Collection entries:
>>>

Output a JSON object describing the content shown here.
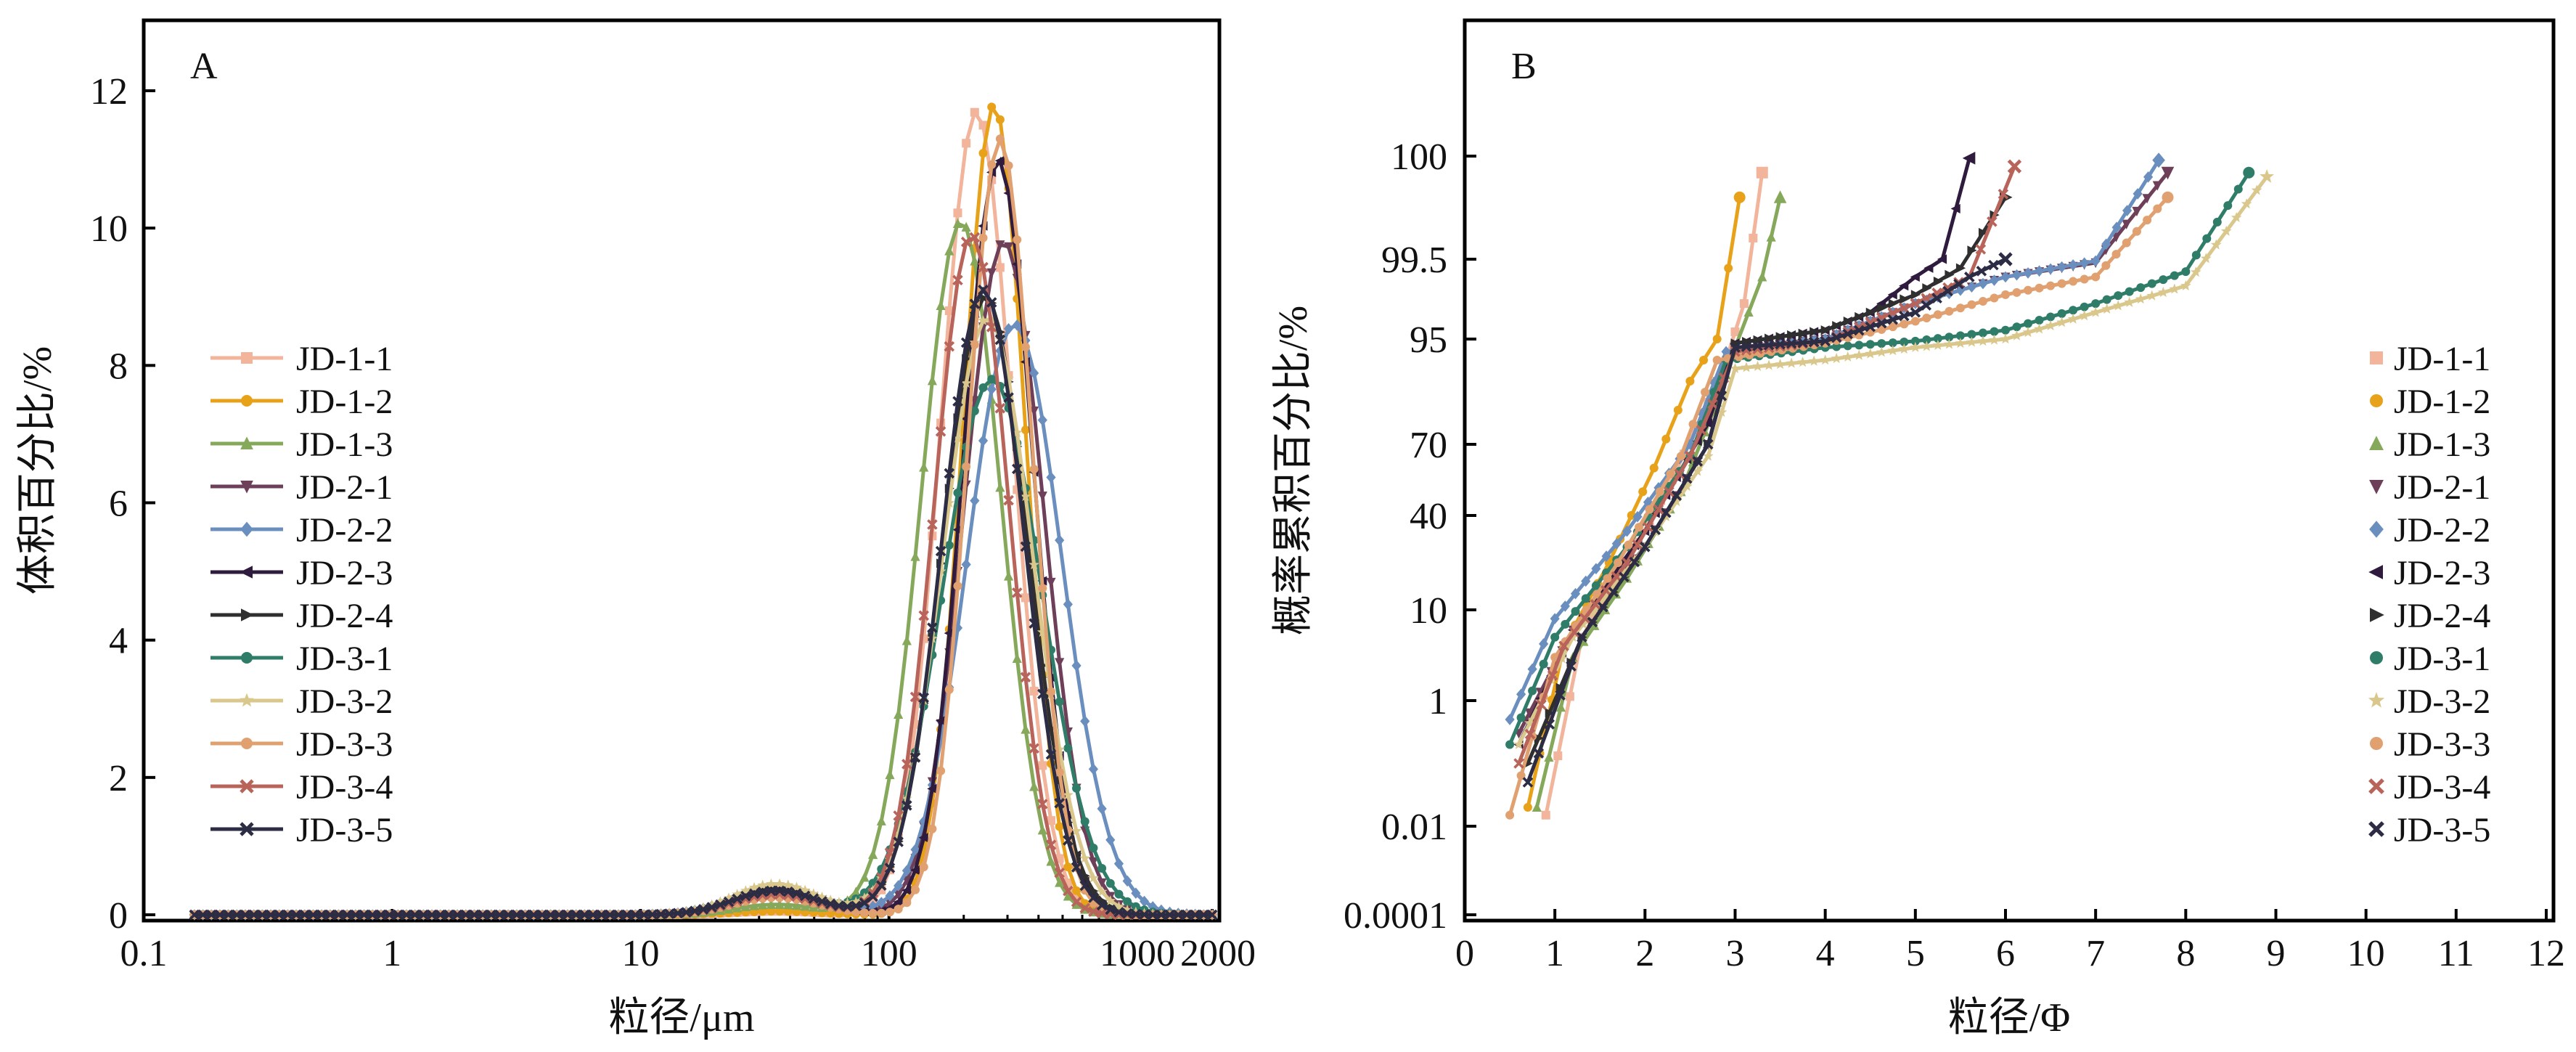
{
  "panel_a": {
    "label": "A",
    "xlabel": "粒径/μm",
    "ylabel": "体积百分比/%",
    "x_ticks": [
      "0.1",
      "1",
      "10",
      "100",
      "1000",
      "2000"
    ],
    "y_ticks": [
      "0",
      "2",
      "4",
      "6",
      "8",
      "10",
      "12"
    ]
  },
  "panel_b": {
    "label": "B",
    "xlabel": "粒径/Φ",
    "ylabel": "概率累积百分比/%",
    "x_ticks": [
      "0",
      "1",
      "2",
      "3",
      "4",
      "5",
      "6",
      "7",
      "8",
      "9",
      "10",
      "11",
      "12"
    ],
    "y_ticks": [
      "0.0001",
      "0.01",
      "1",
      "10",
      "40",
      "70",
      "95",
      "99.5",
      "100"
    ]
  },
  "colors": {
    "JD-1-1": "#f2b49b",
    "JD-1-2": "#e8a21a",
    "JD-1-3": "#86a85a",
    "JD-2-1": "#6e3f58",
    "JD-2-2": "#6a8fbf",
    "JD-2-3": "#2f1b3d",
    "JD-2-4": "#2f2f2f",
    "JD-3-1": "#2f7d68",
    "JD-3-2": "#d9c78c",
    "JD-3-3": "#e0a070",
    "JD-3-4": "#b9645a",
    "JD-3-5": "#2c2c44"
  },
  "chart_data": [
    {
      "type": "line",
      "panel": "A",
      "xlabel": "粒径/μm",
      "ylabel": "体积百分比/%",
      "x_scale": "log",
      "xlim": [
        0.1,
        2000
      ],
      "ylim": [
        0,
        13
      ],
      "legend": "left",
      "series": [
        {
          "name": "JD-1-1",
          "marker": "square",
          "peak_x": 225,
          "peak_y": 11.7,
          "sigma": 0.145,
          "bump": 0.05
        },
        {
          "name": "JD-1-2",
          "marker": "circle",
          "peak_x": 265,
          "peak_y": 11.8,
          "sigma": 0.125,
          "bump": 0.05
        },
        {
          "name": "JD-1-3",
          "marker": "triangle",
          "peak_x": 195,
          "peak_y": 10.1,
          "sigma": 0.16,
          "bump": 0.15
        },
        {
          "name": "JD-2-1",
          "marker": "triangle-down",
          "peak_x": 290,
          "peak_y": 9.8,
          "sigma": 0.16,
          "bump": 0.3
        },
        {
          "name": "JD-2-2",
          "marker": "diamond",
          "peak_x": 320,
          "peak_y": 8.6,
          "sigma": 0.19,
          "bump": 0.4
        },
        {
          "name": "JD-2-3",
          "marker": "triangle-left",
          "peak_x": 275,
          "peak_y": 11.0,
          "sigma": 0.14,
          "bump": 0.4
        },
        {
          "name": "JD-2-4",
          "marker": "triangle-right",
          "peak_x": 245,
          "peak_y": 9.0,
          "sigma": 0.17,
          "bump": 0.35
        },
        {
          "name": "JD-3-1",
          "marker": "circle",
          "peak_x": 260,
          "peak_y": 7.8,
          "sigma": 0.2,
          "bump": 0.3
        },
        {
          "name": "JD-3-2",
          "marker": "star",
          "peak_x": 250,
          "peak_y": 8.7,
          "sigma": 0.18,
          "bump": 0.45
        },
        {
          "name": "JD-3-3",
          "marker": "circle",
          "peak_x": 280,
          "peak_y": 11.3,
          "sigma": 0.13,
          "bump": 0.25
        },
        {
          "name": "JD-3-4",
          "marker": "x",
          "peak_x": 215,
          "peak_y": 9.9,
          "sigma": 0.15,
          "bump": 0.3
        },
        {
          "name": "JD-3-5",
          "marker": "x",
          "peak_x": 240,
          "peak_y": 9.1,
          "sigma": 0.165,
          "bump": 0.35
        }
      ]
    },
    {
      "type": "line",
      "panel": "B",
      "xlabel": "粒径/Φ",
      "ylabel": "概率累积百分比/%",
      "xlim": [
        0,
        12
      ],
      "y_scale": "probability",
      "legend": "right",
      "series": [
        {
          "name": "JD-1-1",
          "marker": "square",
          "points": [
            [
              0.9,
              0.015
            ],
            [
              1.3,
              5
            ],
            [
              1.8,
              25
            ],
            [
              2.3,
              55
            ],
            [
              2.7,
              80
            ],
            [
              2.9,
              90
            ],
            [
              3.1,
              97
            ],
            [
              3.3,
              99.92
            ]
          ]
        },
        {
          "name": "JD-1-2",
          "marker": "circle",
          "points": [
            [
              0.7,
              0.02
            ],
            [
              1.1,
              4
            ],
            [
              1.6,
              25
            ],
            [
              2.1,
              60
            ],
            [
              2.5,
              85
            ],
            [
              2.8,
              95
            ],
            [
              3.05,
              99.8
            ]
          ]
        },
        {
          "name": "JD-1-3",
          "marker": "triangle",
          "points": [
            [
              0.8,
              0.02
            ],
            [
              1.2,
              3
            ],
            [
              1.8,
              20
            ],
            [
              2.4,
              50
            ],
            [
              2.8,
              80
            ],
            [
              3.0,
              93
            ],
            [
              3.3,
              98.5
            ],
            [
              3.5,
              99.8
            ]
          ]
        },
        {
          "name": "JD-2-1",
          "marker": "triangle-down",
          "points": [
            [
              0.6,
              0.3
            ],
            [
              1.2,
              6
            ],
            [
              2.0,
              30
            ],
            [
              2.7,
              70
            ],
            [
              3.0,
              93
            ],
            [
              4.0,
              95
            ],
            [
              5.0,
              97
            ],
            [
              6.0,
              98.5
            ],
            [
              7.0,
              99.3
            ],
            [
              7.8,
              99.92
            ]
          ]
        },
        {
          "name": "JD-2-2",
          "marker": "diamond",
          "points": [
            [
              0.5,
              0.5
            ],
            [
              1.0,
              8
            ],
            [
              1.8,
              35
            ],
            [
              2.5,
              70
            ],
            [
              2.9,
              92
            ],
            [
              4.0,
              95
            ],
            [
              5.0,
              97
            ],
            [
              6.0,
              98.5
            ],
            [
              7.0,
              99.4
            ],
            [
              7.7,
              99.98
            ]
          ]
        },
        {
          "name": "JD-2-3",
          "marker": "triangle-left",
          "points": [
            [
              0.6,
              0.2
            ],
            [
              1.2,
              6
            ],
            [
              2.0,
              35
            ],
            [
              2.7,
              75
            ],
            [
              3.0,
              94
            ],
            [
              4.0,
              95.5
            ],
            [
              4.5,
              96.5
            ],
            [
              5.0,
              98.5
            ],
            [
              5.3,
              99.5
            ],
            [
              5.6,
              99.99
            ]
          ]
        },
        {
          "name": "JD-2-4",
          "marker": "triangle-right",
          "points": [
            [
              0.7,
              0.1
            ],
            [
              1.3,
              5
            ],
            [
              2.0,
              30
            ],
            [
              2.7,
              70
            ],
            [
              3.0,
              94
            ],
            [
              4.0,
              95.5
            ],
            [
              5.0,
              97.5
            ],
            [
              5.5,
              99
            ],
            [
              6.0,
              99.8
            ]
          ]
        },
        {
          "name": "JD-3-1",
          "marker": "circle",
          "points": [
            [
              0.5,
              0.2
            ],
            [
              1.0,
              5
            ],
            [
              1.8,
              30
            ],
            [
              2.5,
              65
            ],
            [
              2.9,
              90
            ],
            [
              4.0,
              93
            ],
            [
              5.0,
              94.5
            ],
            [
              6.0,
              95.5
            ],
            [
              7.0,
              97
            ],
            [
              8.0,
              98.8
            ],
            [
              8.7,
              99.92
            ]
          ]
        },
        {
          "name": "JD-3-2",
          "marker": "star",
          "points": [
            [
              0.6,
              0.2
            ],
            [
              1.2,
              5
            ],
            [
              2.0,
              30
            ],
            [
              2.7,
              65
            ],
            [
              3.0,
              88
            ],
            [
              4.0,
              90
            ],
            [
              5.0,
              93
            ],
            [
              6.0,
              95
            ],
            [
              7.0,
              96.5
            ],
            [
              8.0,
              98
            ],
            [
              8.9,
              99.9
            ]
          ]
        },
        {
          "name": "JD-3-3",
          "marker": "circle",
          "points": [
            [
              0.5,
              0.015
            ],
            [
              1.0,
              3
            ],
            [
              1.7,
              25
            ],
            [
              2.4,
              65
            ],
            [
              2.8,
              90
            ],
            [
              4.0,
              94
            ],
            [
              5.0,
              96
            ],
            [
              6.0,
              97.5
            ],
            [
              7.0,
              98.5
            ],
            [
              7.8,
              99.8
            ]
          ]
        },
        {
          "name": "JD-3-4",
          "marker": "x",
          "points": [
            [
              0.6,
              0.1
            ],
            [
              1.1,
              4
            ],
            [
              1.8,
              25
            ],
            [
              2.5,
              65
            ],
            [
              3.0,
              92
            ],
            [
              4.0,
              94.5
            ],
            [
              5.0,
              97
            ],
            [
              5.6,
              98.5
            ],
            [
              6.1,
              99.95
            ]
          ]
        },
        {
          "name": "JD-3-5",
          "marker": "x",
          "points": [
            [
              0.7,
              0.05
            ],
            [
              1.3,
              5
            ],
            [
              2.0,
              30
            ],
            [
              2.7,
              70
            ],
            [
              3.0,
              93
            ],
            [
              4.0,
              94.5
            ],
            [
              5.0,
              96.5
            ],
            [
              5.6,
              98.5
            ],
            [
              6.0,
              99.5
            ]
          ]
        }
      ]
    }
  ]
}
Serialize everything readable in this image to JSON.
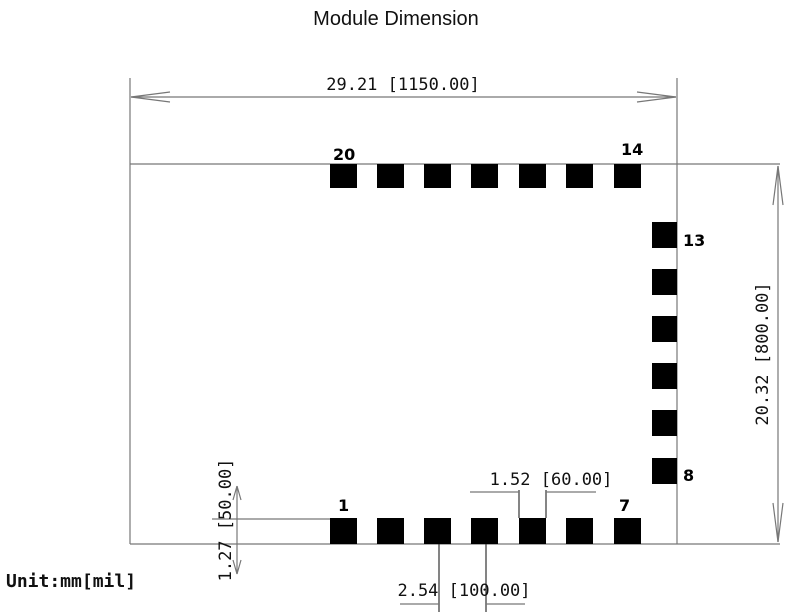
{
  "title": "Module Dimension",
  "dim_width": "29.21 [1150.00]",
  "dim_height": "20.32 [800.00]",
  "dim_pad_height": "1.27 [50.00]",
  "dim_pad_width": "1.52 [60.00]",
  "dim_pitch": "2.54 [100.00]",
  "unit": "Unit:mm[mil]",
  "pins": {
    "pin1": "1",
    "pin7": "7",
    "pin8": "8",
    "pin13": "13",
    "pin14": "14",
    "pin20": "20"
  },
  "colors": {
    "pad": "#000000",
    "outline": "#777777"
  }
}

<<<

**Stated goal**
Write out exactly the lines from the line holding "Serialize everything readable" through the last line of the records above, inclusive, and nothing more. Leave out the pictures.

**Output of the task**
Serialize everything readable in this image to JSON.
{
  "title": "Module Dimension",
  "dim_width": "29.21 [1150.00]",
  "dim_height": "20.32 [800.00]",
  "dim_pad_height": "1.27 [50.00]",
  "dim_pad_width": "1.52 [60.00]",
  "dim_pitch": "2.54 [100.00]",
  "unit": "Unit:mm[mil]",
  "pins": {
    "pin1": "1",
    "pin7": "7",
    "pin8": "8",
    "pin13": "13",
    "pin14": "14",
    "pin20": "20"
  },
  "colors": {
    "pad": "#000000",
    "outline": "#777777"
  }
}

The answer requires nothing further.